■ PAGE EXCERPT ■
------------
The administrative leads at City Hall should resign due to overwhelming stupidity for ignoring their duty to secure the environmental assets of this City. Once again, no one in this local government gives a DAMN about anything of true substance in this city.
September 25th, 2008 at 7:44 pm
Interesting observations. I just got back from more fact-finding in the area and will have a new post later this evening. The true story is emerging.
For starters, and to correct one thing here, it was a crane and not a backhoe that took out the dam. Not sure yet if it was really city workers, as the Birmingham News has reported, or a private contractor. As I say in the current story and editorial, it may take a lawsuit to find out what really happened. But no matter what that shows, the word “moron” will be associated with it.
September 26th, 2008 at 7:55 am
I have a minor correction to Kim’s account. The pond was created by constructing the dam or weir in order to establish a reservoir for the Alabama Industrial School for Boys at the turn of the century.
The golf course was developed as a private country club in 1911. If the channel below the weir was channelized at this time, it was by private hands, not by the city. Birmingham took possession of the golf course shortly after the 1929 stock market crash.
I’m eager to learn more about the park’s history, so please let me know about any references you’ve found.
http://www.bhamwiki.com/w/Roebuck-Hawkins_Park
September 26th, 2008 at 11:06 am
It is an interesting park and I would also be interesting reading more about it.
In addition to being interested in the ecosystem itself and the bird populations, I am a huge fan of old public golf courses of the early 20th century era.
When I lived in New Orleans (2000-2004) I played the Uptown Audubon course a couple of times a week. It was built a few years before Roebuck and had an interesting icon from Birmingham preserved on the course, a large chunk of iron ore from Red Mountain, transported by train for a World Fair of sorts in the late 1800s.
I wrote a story about it for Gambit Weekly, the alternative weekly in New Orleans.
------------
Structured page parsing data
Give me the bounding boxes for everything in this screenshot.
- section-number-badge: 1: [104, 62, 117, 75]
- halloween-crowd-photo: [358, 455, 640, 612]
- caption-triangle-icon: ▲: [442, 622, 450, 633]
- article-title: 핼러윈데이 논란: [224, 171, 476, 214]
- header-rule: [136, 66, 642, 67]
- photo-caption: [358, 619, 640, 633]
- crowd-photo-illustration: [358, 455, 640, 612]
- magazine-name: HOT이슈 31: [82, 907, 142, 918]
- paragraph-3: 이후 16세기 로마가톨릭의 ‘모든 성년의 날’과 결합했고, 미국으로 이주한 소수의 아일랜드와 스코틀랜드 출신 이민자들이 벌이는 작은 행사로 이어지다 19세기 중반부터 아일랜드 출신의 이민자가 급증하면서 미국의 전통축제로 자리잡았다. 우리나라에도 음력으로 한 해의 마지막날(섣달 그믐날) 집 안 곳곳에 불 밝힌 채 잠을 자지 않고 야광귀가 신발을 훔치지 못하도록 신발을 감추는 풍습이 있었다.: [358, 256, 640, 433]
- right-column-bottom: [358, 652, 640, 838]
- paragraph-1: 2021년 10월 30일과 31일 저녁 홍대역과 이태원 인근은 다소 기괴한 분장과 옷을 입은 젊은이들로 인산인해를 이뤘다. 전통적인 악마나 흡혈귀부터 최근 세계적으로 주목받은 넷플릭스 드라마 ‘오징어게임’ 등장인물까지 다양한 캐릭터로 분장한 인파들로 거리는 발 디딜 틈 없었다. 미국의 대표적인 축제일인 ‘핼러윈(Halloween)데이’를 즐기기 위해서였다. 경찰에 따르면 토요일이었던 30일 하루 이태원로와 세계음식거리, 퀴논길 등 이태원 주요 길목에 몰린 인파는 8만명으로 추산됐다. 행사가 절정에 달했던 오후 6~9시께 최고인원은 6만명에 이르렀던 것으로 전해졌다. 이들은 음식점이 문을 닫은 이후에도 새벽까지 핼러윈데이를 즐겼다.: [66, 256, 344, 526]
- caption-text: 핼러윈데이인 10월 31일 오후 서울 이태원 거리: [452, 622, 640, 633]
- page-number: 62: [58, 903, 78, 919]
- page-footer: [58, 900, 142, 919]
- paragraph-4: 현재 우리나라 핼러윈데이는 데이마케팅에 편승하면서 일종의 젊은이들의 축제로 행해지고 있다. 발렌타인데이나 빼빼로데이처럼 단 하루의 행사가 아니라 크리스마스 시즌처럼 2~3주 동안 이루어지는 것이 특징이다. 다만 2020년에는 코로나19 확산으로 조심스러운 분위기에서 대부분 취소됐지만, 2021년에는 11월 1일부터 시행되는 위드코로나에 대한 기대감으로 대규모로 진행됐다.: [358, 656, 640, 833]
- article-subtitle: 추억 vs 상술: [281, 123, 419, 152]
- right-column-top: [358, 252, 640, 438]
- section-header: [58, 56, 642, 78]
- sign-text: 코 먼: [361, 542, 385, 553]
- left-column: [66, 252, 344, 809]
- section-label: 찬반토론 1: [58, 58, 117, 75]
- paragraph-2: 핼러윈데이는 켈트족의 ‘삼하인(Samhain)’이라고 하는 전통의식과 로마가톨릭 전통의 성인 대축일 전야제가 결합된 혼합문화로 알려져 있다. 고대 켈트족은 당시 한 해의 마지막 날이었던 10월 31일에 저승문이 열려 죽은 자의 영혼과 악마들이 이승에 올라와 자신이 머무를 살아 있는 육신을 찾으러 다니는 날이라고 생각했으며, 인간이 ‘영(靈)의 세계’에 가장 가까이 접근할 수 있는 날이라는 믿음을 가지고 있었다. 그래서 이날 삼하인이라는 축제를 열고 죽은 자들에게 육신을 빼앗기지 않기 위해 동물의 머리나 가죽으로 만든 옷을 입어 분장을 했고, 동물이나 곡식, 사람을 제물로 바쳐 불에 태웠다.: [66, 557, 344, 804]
------------
■ DIRECTIONS ■
- A) Copy the stretch of the comment thread about the park from "The administrative leads" through "story is emerging.".
- B) According to the comment thread about the park, when did Birmingham take possession of the golf course?
- C) Pick up the comment thread about the park after its last sentence and keep writing.

■ ANSWERS TO THE TASKS ■
- A)
The administrative leads at City Hall should resign due to overwhelming stupidity for ignoring their duty to secure the environmental assets of this City. Once again, no one in this local government gives a DAMN about anything of true substance in this city.
September 25th, 2008 at 7:44 pm
Interesting observations. I just got back from more fact-finding in the area and will have a new post later this evening. The true story is emerging.

- B) Shortly after the 1929 stock market crash.

- C)
While I was there, however, the Audubon Foundation and the city spent $6 million to turn it into a so-called “executive course” with 12 par-3s — and screwed up the original design instead of just fixing it up, which would have been preferable from a player’s stand point and for historical purposes.
I hope that never happens to Roebuck. Now that the golf boom is over, maybe no greedy developer will get their hands on it like they did Highland Golf Course on Southside.
Also, a note about the juvenile detention facility. Growing up in these parts, we called it the “reform school,” and parents would use it sort of like Jesus and Santa Claus to control rebellious behavior on the part of teen-aged boys. If we were ever caught acting up or doing something for which we did not have permission, like Huck Finn or something, they would threaten to send us off to “reform school.”
Fortunately, I made it through adolescence without having to do a stint there : )
But I did play on a championship church basketball team that used to play the “boys club” team every year.
I suspect with the more violent nature of today’s urban youth, the detention facility is more like a jail than a school.
I suggested the other day to one of the board members of the Black Warrior Riverkeeper group that they might want to work with the school to get some of those youth educated about science and nature by helping to clean trash, especially tennis balls, out of the pond.